— Prompt —
Only the number is wanted: how many lines in the data contain "unter"?

Dataset records:
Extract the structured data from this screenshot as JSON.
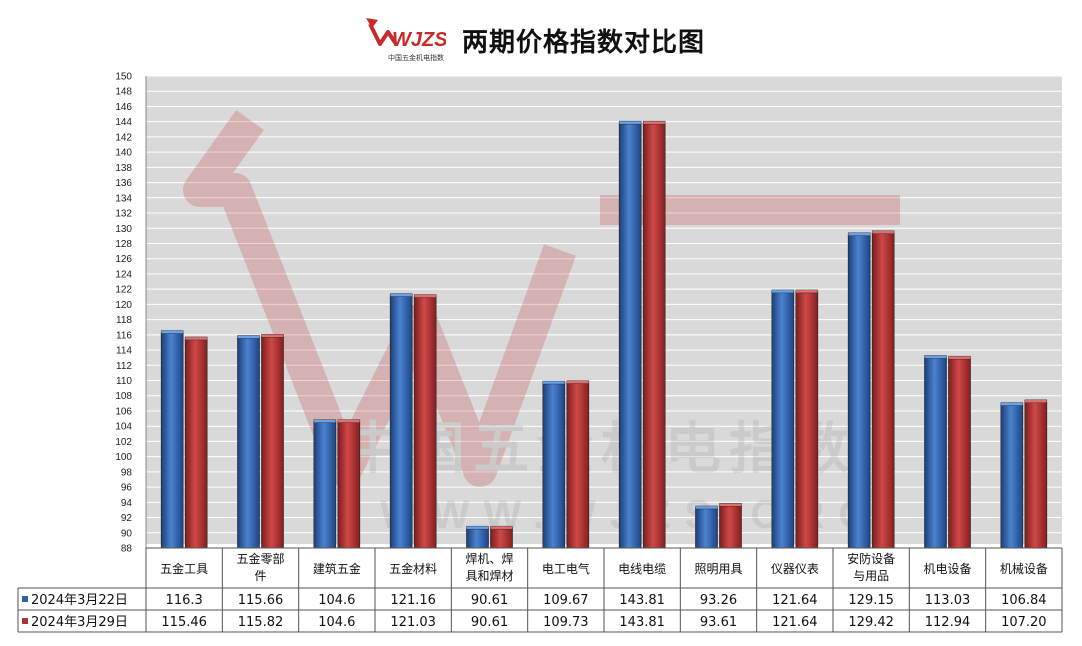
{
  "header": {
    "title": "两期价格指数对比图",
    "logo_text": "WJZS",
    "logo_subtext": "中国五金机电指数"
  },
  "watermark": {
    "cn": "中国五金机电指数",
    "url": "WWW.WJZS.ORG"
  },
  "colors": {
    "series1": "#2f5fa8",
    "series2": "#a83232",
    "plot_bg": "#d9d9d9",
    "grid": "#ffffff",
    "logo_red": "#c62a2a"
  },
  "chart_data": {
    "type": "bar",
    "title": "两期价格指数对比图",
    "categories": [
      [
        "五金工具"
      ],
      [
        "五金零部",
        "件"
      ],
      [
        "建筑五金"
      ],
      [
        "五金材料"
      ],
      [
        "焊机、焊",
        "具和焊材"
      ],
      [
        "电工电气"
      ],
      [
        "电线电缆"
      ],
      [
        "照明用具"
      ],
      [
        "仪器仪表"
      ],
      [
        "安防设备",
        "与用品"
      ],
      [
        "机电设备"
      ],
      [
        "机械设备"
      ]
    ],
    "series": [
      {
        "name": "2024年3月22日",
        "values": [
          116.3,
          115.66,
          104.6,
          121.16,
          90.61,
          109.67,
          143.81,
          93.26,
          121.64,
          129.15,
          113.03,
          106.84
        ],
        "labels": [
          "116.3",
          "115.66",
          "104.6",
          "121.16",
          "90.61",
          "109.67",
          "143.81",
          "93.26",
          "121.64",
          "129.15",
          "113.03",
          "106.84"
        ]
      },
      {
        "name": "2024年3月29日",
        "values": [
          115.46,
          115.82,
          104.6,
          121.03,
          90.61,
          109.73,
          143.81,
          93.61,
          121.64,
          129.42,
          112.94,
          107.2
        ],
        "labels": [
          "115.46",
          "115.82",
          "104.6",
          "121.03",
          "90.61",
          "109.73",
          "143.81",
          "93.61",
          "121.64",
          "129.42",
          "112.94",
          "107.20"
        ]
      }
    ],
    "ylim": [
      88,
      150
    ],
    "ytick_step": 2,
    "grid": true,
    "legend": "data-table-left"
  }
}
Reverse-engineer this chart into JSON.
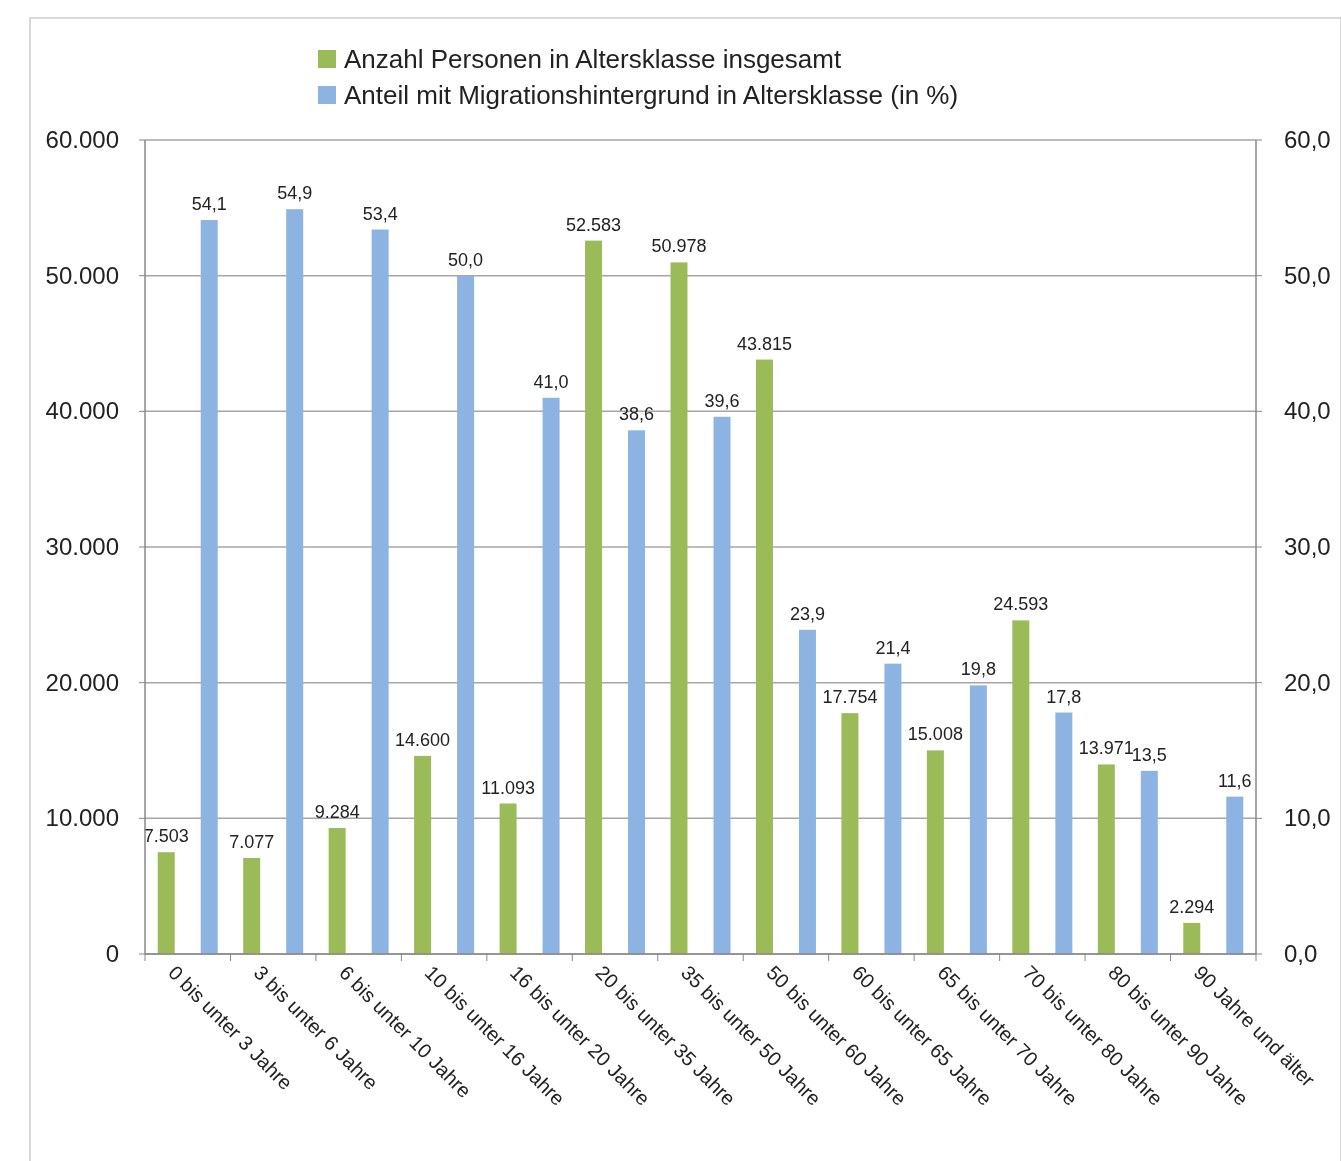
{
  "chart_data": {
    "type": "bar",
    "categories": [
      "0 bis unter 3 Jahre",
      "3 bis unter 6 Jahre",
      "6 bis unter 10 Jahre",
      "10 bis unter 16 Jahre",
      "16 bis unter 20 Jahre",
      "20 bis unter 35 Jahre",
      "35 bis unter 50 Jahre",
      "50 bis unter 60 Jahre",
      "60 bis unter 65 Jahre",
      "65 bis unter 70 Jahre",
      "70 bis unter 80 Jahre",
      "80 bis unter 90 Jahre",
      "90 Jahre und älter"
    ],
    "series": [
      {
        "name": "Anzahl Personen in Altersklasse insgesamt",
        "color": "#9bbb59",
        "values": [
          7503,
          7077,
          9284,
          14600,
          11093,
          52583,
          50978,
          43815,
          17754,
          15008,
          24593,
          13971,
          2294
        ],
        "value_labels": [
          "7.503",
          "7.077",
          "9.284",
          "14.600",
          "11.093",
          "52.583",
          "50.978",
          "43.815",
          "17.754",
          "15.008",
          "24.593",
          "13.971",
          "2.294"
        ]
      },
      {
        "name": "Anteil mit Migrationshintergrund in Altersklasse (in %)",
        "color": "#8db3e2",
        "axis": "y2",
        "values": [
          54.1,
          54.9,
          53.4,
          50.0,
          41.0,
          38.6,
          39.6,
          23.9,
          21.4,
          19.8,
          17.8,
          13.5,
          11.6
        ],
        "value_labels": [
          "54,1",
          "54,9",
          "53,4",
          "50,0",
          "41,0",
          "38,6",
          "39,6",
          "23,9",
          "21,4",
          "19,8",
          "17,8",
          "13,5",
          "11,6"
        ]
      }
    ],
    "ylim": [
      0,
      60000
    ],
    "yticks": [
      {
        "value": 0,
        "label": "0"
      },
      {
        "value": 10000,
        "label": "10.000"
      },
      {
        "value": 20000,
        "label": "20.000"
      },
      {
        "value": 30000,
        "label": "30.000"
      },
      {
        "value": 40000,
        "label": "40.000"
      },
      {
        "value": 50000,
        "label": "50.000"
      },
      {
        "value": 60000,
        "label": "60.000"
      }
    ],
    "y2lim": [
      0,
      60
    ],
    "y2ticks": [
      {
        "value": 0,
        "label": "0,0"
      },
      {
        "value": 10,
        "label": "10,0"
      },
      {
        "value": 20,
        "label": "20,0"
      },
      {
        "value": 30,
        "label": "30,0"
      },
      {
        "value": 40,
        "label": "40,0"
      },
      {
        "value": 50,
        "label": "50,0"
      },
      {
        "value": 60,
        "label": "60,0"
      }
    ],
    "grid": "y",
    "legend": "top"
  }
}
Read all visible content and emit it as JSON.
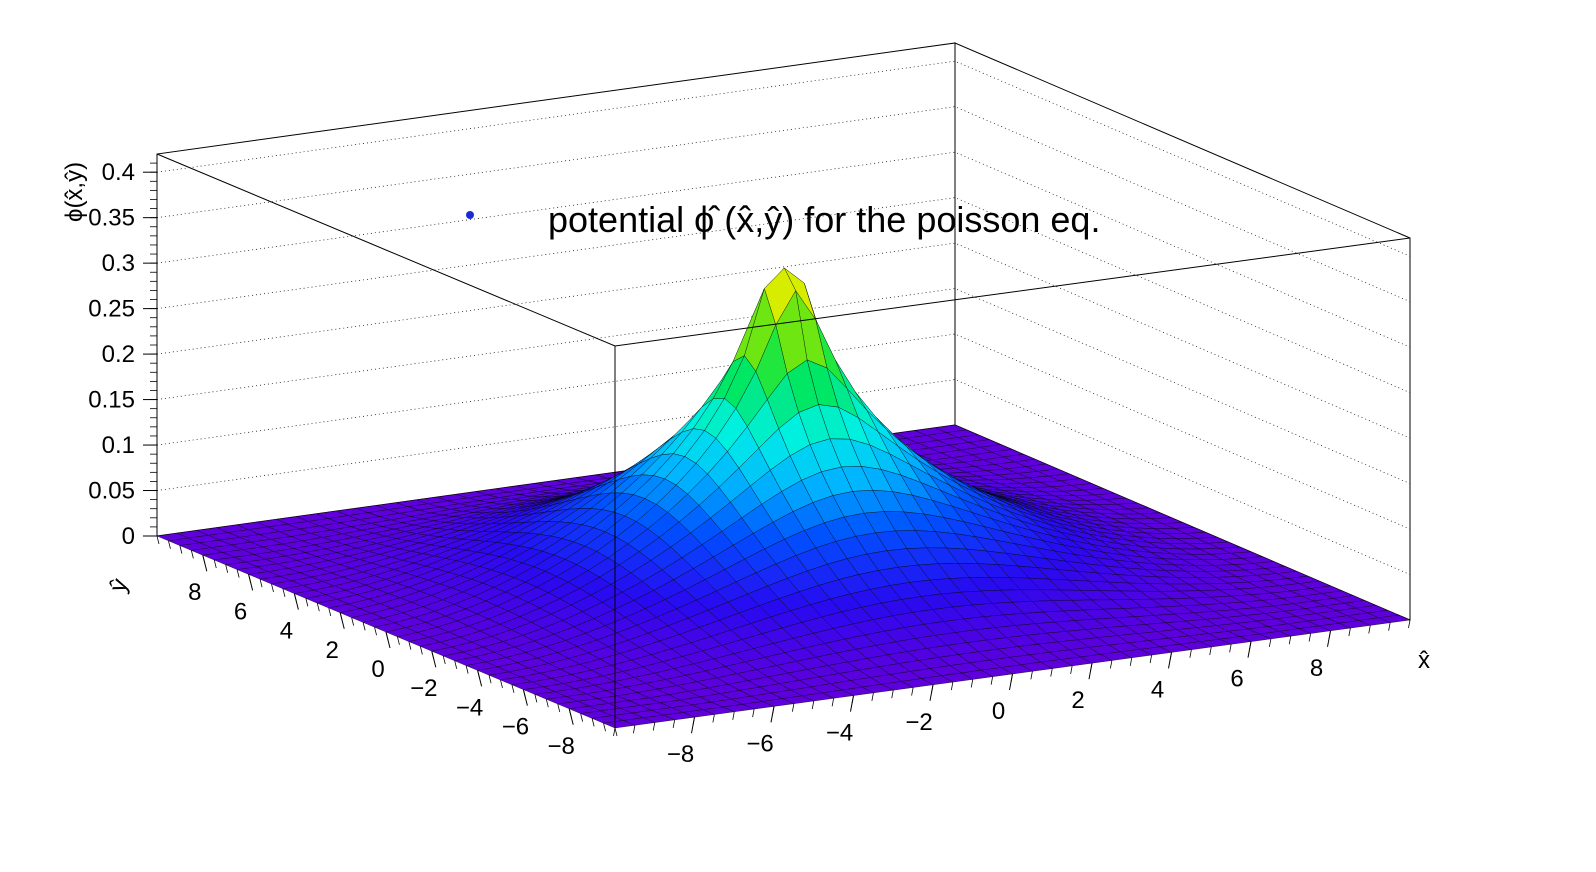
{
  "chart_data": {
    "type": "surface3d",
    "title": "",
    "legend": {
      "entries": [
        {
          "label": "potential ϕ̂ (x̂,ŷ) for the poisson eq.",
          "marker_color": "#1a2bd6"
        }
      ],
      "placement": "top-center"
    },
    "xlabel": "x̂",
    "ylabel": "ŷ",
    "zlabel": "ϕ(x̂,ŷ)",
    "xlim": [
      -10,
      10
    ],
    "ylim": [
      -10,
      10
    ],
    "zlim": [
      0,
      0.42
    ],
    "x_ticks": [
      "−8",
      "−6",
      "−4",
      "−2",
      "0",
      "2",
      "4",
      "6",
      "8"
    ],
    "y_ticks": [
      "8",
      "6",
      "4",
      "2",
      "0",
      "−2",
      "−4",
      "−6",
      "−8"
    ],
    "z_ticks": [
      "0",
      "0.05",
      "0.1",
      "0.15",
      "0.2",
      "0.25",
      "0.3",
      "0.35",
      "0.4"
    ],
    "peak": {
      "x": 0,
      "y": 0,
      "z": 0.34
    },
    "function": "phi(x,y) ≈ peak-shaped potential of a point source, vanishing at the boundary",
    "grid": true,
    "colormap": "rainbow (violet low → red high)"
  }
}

— Task solution —
12